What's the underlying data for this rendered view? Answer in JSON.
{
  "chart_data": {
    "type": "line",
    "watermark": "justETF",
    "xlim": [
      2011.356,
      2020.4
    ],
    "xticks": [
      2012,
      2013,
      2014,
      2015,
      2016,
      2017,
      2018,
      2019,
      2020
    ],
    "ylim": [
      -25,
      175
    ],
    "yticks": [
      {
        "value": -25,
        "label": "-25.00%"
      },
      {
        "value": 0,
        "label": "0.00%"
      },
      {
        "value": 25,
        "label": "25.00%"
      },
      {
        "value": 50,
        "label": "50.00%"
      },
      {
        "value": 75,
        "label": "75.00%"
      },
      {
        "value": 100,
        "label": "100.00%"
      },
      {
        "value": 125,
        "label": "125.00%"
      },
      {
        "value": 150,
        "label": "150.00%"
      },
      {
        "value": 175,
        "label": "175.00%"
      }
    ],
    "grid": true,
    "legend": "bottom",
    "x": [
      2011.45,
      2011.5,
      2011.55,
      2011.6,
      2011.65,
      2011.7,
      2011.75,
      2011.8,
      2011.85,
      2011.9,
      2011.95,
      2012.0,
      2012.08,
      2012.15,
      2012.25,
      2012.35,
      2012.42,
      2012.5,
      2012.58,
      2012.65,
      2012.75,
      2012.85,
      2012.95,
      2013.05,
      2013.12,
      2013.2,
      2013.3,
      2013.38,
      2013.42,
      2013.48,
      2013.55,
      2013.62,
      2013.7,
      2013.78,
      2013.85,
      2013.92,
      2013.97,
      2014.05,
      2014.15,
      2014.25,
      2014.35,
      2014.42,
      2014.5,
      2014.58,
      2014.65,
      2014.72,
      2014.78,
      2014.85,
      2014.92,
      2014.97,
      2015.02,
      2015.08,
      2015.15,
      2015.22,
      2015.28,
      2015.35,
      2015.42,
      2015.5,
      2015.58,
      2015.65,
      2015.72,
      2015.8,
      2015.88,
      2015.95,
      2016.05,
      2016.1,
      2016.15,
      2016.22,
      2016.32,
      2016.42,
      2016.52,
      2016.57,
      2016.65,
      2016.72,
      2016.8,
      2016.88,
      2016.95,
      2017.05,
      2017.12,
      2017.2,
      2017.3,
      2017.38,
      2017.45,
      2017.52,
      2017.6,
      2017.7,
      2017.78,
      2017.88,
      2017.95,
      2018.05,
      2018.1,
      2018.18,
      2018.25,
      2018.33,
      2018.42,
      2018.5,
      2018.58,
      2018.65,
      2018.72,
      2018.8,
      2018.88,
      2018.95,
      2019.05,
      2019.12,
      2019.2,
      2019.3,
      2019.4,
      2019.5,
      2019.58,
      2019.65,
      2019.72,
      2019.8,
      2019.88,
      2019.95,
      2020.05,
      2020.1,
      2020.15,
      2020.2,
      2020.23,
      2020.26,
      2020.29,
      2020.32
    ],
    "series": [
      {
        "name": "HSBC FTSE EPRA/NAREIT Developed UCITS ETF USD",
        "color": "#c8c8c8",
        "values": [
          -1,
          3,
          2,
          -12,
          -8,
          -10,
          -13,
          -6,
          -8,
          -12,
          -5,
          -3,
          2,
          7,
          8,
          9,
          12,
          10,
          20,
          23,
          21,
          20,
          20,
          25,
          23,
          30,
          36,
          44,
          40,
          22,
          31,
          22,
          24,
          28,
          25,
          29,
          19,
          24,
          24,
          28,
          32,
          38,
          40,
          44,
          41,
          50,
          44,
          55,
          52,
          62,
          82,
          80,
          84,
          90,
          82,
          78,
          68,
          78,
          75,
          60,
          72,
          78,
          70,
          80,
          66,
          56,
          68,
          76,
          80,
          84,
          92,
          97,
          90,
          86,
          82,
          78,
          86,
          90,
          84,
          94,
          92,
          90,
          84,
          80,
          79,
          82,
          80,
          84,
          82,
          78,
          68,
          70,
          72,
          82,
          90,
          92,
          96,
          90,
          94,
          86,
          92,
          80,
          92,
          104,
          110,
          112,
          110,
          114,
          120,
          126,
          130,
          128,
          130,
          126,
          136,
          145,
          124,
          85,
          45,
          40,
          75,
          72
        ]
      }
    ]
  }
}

━━━━

Gather up every line from the listing above in which the word "label" occurs.

RESPONSE:
        "label": "-25.00%"
        "label": "0.00%"
        "label": "25.00%"
        "label": "50.00%"
        "label": "75.00%"
        "label": "100.00%"
        "label": "125.00%"
        "label": "150.00%"
        "label": "175.00%"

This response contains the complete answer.